■ **EXERCISE INSTRUCTIONS**:
Set down, in full, every record in the block.

Stored records:
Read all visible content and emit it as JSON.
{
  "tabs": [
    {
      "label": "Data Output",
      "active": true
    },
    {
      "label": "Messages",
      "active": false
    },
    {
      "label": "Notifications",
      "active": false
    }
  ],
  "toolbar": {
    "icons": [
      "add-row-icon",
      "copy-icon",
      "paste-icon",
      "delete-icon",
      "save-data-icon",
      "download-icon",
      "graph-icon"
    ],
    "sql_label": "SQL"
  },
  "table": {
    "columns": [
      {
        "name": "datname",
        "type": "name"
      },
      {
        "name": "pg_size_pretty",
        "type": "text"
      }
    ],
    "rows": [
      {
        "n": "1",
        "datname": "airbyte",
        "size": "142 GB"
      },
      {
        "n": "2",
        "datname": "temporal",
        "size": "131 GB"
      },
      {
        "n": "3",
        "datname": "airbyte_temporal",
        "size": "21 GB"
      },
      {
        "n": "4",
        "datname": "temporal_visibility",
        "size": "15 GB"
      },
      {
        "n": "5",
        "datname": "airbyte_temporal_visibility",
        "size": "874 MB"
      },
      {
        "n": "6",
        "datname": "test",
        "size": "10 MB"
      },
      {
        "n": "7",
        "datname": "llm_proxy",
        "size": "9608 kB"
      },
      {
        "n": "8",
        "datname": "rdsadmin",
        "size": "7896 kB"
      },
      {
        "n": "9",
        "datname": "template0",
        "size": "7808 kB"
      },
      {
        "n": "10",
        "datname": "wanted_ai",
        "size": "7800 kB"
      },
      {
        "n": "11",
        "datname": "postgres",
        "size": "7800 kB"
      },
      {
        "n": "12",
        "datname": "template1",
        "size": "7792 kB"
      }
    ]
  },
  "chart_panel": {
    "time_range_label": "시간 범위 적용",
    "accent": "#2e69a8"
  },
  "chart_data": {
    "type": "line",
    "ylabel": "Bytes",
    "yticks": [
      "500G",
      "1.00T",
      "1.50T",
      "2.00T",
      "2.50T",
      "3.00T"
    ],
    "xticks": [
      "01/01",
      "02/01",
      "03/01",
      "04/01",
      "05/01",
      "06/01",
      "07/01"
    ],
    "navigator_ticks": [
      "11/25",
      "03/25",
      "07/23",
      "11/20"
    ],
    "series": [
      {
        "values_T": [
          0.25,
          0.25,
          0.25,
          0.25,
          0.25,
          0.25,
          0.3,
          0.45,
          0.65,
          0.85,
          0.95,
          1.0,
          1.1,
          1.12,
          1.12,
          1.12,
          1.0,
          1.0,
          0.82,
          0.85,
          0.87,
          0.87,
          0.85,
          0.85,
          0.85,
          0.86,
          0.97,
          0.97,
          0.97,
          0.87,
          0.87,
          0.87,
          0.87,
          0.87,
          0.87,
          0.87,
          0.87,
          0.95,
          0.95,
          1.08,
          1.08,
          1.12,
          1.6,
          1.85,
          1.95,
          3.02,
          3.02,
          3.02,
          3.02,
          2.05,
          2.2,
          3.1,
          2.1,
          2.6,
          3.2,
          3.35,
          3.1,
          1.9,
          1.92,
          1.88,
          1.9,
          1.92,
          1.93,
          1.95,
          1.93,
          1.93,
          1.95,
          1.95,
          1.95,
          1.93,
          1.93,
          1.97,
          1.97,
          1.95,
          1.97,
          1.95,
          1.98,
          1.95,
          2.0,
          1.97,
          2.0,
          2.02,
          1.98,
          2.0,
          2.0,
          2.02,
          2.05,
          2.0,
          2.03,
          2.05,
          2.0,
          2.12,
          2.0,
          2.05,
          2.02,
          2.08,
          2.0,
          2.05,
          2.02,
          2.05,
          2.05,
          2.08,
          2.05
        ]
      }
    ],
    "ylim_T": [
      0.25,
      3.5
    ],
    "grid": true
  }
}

■ **RESPONSE TO THIS TASK**:
Read all visible content and emit it as JSON.
{
  "tabs": [
    {
      "label": "Data Output",
      "active": true
    },
    {
      "label": "Messages",
      "active": false
    },
    {
      "label": "Notifications",
      "active": false
    }
  ],
  "toolbar": {
    "icons": [
      "add-row-icon",
      "copy-icon",
      "paste-icon",
      "delete-icon",
      "save-data-icon",
      "download-icon",
      "graph-icon"
    ],
    "sql_label": "SQL"
  },
  "table": {
    "columns": [
      {
        "name": "datname",
        "type": "name"
      },
      {
        "name": "pg_size_pretty",
        "type": "text"
      }
    ],
    "rows": [
      {
        "n": "1",
        "datname": "airbyte",
        "size": "142 GB"
      },
      {
        "n": "2",
        "datname": "temporal",
        "size": "131 GB"
      },
      {
        "n": "3",
        "datname": "airbyte_temporal",
        "size": "21 GB"
      },
      {
        "n": "4",
        "datname": "temporal_visibility",
        "size": "15 GB"
      },
      {
        "n": "5",
        "datname": "airbyte_temporal_visibility",
        "size": "874 MB"
      },
      {
        "n": "6",
        "datname": "test",
        "size": "10 MB"
      },
      {
        "n": "7",
        "datname": "llm_proxy",
        "size": "9608 kB"
      },
      {
        "n": "8",
        "datname": "rdsadmin",
        "size": "7896 kB"
      },
      {
        "n": "9",
        "datname": "template0",
        "size": "7808 kB"
      },
      {
        "n": "10",
        "datname": "wanted_ai",
        "size": "7800 kB"
      },
      {
        "n": "11",
        "datname": "postgres",
        "size": "7800 kB"
      },
      {
        "n": "12",
        "datname": "template1",
        "size": "7792 kB"
      }
    ]
  },
  "chart_panel": {
    "time_range_label": "시간 범위 적용",
    "accent": "#2e69a8"
  },
  "chart_data": {
    "type": "line",
    "ylabel": "Bytes",
    "yticks": [
      "500G",
      "1.00T",
      "1.50T",
      "2.00T",
      "2.50T",
      "3.00T"
    ],
    "xticks": [
      "01/01",
      "02/01",
      "03/01",
      "04/01",
      "05/01",
      "06/01",
      "07/01"
    ],
    "navigator_ticks": [
      "11/25",
      "03/25",
      "07/23",
      "11/20"
    ],
    "series": [
      {
        "values_T": [
          0.25,
          0.25,
          0.25,
          0.25,
          0.25,
          0.25,
          0.3,
          0.45,
          0.65,
          0.85,
          0.95,
          1.0,
          1.1,
          1.12,
          1.12,
          1.12,
          1.0,
          1.0,
          0.82,
          0.85,
          0.87,
          0.87,
          0.85,
          0.85,
          0.85,
          0.86,
          0.97,
          0.97,
          0.97,
          0.87,
          0.87,
          0.87,
          0.87,
          0.87,
          0.87,
          0.87,
          0.87,
          0.95,
          0.95,
          1.08,
          1.08,
          1.12,
          1.6,
          1.85,
          1.95,
          3.02,
          3.02,
          3.02,
          3.02,
          2.05,
          2.2,
          3.1,
          2.1,
          2.6,
          3.2,
          3.35,
          3.1,
          1.9,
          1.92,
          1.88,
          1.9,
          1.92,
          1.93,
          1.95,
          1.93,
          1.93,
          1.95,
          1.95,
          1.95,
          1.93,
          1.93,
          1.97,
          1.97,
          1.95,
          1.97,
          1.95,
          1.98,
          1.95,
          2.0,
          1.97,
          2.0,
          2.02,
          1.98,
          2.0,
          2.0,
          2.02,
          2.05,
          2.0,
          2.03,
          2.05,
          2.0,
          2.12,
          2.0,
          2.05,
          2.02,
          2.08,
          2.0,
          2.05,
          2.02,
          2.05,
          2.05,
          2.08,
          2.05
        ]
      }
    ],
    "ylim_T": [
      0.25,
      3.5
    ],
    "grid": true
  }
}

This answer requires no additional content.